* _Task statement_: Copy out all lines carrying the word "Какой".

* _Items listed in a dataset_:
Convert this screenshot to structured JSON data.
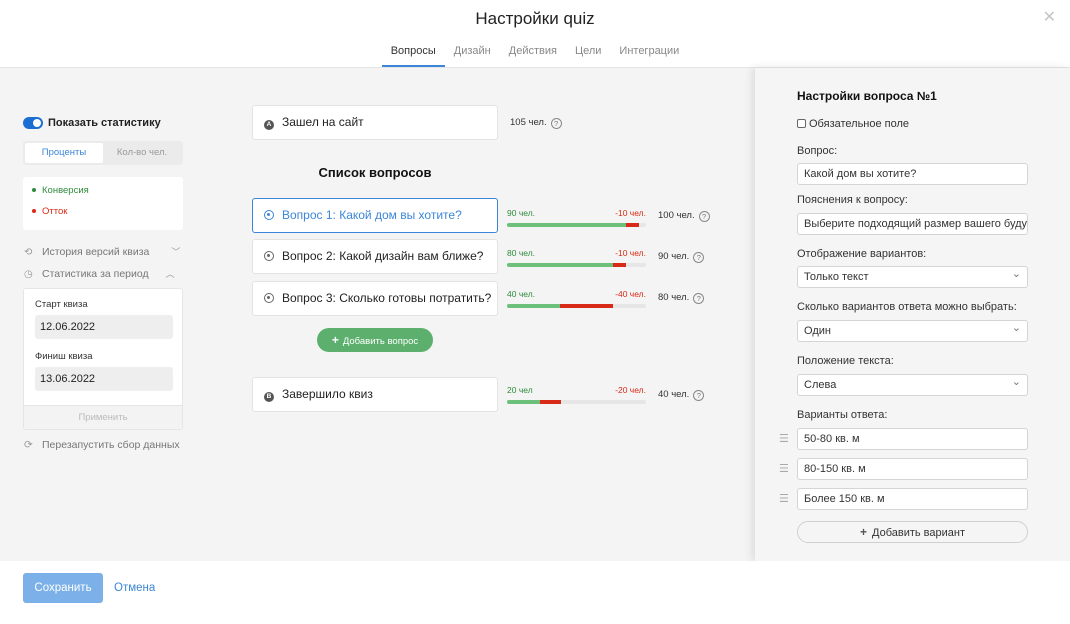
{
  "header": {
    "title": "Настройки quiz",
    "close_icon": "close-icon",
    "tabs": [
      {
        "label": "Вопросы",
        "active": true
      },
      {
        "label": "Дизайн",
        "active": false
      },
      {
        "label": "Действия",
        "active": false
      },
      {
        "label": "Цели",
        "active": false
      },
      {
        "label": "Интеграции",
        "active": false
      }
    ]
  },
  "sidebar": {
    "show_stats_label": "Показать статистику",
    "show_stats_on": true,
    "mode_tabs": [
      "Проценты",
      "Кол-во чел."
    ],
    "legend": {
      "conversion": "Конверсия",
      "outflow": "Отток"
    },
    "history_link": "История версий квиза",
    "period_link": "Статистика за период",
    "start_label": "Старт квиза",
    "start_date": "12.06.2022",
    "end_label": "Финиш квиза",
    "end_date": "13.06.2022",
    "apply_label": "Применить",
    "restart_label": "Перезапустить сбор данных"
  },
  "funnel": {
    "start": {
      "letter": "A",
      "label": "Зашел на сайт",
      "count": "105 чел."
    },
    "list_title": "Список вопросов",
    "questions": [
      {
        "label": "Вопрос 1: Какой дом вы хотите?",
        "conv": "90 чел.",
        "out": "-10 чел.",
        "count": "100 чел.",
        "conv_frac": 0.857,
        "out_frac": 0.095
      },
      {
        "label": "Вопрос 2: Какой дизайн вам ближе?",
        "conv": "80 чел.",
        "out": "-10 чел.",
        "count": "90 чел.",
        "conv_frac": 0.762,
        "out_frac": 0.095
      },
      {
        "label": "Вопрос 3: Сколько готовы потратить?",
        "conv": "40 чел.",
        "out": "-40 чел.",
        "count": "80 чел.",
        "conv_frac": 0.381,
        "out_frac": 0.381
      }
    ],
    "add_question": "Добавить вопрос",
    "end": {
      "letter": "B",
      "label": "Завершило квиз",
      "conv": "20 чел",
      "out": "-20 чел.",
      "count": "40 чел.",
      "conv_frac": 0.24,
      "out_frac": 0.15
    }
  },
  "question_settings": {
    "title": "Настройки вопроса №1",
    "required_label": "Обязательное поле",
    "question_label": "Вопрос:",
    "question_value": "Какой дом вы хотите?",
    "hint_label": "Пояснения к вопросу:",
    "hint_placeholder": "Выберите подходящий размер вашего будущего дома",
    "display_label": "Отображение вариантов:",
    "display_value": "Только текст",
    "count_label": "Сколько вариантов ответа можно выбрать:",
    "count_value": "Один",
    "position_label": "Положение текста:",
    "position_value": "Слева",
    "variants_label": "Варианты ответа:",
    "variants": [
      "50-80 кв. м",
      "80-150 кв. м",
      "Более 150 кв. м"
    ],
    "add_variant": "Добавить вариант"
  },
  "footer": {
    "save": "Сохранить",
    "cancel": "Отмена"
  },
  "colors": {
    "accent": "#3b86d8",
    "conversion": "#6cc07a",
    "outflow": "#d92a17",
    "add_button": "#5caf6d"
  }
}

...

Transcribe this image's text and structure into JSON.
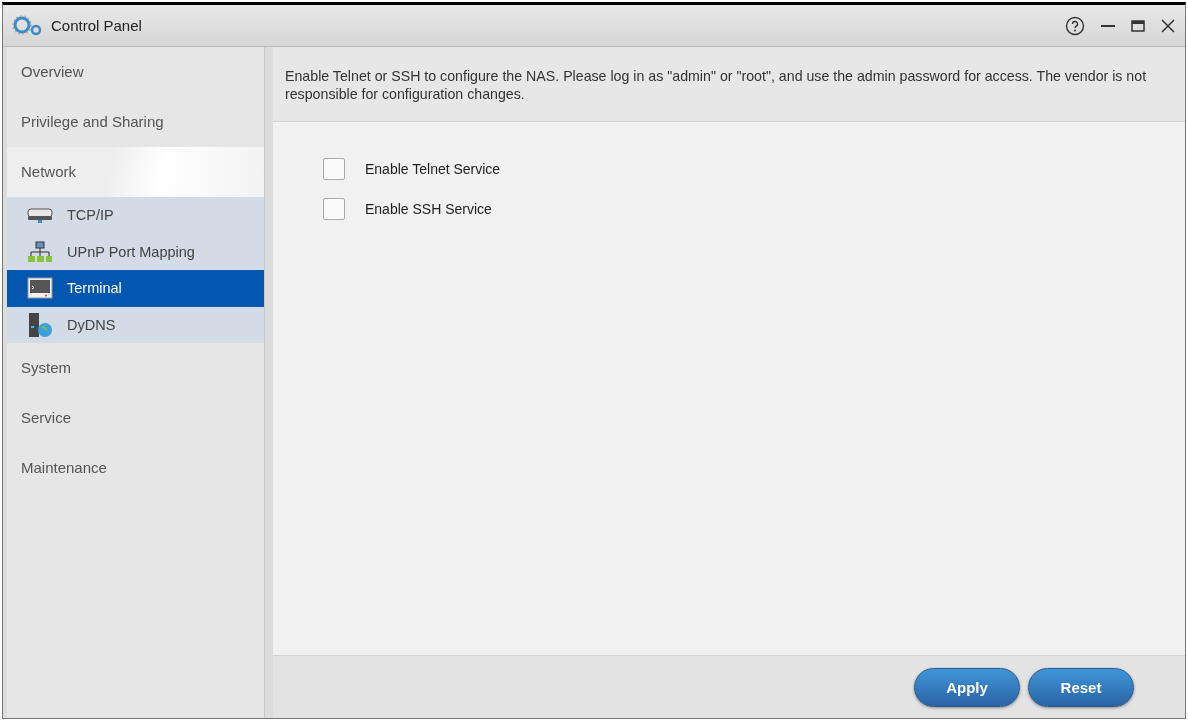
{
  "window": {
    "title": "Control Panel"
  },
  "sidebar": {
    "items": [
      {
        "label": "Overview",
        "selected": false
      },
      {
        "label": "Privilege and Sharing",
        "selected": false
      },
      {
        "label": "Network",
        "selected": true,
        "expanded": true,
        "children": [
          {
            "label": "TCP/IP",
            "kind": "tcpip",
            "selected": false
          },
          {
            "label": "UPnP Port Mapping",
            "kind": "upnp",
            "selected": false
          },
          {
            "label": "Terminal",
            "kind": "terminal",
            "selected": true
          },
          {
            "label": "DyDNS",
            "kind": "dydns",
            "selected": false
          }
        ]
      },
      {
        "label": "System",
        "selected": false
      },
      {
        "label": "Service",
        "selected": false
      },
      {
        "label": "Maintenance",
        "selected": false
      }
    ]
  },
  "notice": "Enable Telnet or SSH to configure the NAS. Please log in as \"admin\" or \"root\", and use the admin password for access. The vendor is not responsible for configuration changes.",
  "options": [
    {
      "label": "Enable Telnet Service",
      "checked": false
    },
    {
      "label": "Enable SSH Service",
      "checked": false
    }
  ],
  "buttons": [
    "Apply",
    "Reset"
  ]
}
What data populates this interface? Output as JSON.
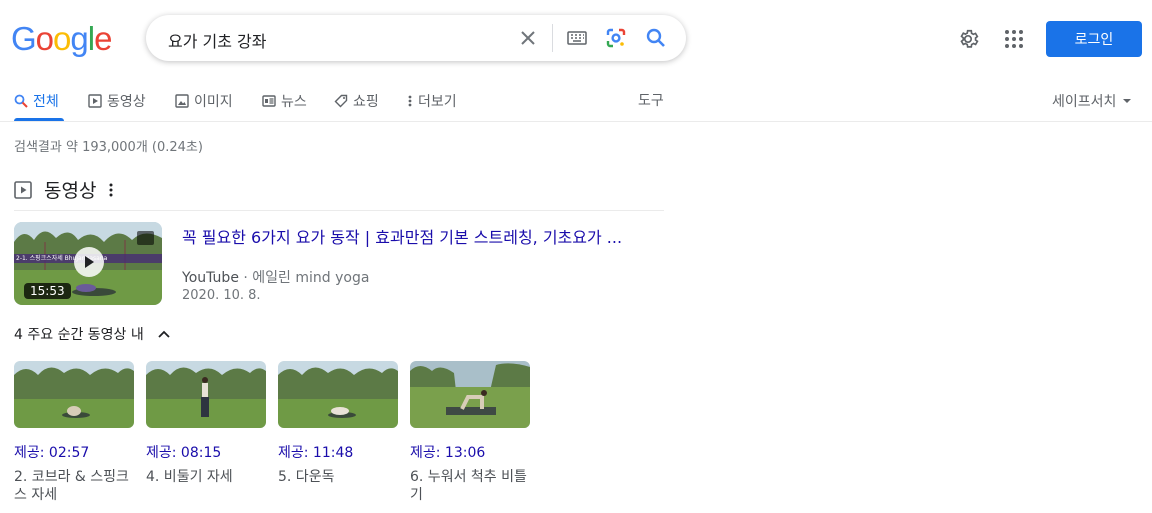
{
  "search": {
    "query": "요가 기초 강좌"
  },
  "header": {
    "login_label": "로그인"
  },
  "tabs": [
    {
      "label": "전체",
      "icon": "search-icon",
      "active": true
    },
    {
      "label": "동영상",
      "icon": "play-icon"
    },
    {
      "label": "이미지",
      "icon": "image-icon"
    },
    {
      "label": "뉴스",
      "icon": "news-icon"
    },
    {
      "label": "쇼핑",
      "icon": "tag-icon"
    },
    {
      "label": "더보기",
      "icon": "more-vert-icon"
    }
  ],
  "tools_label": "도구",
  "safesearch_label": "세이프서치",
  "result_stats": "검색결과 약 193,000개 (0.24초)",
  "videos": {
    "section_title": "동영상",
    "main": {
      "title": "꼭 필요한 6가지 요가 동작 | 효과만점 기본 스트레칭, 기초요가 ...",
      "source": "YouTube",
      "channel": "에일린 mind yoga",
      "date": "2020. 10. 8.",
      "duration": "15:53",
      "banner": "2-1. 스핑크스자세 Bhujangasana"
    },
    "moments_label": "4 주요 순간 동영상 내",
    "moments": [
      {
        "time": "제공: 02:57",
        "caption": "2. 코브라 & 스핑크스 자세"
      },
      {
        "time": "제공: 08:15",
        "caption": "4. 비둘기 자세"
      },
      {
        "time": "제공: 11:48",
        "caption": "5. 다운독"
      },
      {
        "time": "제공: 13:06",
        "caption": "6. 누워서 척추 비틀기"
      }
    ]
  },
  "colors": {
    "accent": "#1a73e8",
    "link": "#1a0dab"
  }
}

...

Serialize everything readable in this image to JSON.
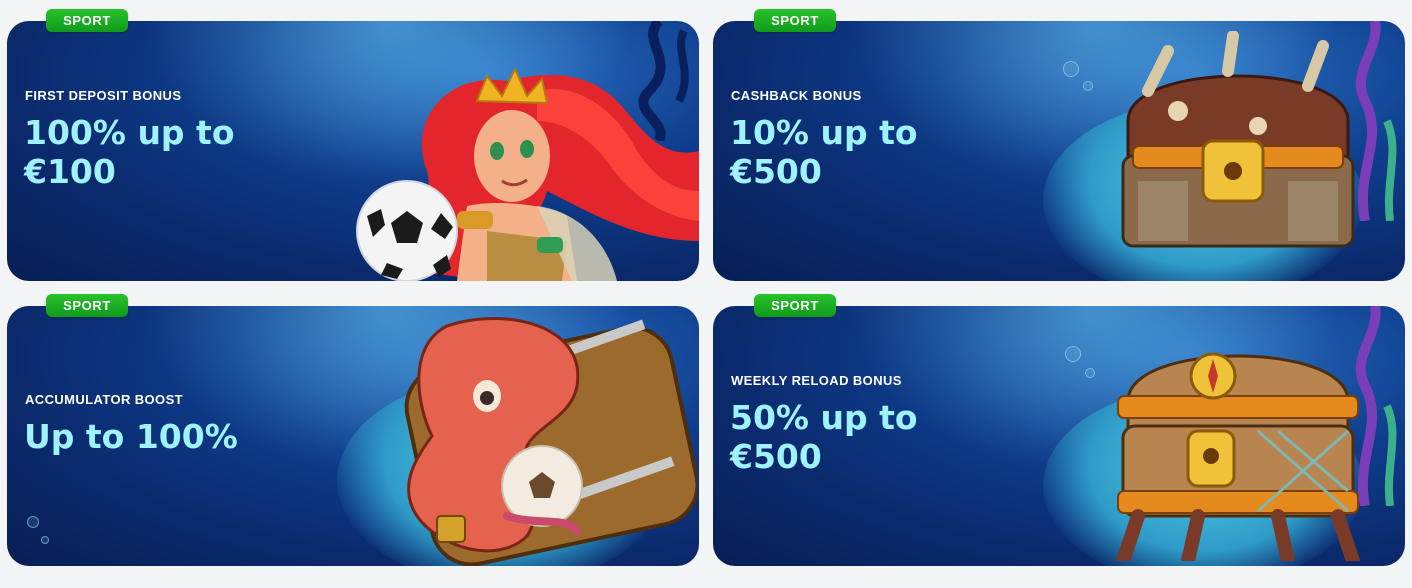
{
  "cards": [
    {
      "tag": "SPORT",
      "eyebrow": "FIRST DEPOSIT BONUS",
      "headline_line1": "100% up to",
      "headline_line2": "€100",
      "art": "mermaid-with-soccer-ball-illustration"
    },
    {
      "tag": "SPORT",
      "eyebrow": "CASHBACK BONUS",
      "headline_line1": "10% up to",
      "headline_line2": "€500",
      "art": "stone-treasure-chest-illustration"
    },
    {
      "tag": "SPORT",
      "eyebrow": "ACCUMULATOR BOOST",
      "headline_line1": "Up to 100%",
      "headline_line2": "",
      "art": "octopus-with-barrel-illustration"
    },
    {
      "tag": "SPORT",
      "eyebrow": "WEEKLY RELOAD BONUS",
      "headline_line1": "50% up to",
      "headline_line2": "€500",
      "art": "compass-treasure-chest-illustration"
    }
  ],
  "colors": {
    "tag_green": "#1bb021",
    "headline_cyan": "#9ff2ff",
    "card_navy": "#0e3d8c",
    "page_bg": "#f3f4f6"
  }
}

* _Response_:
        "label": "Вопрос 1: Какой дом вы хотите?",
        "label": "Вопрос 2: Какой дизайн вам ближе?",
    "question_value": "Какой дом вы хотите?",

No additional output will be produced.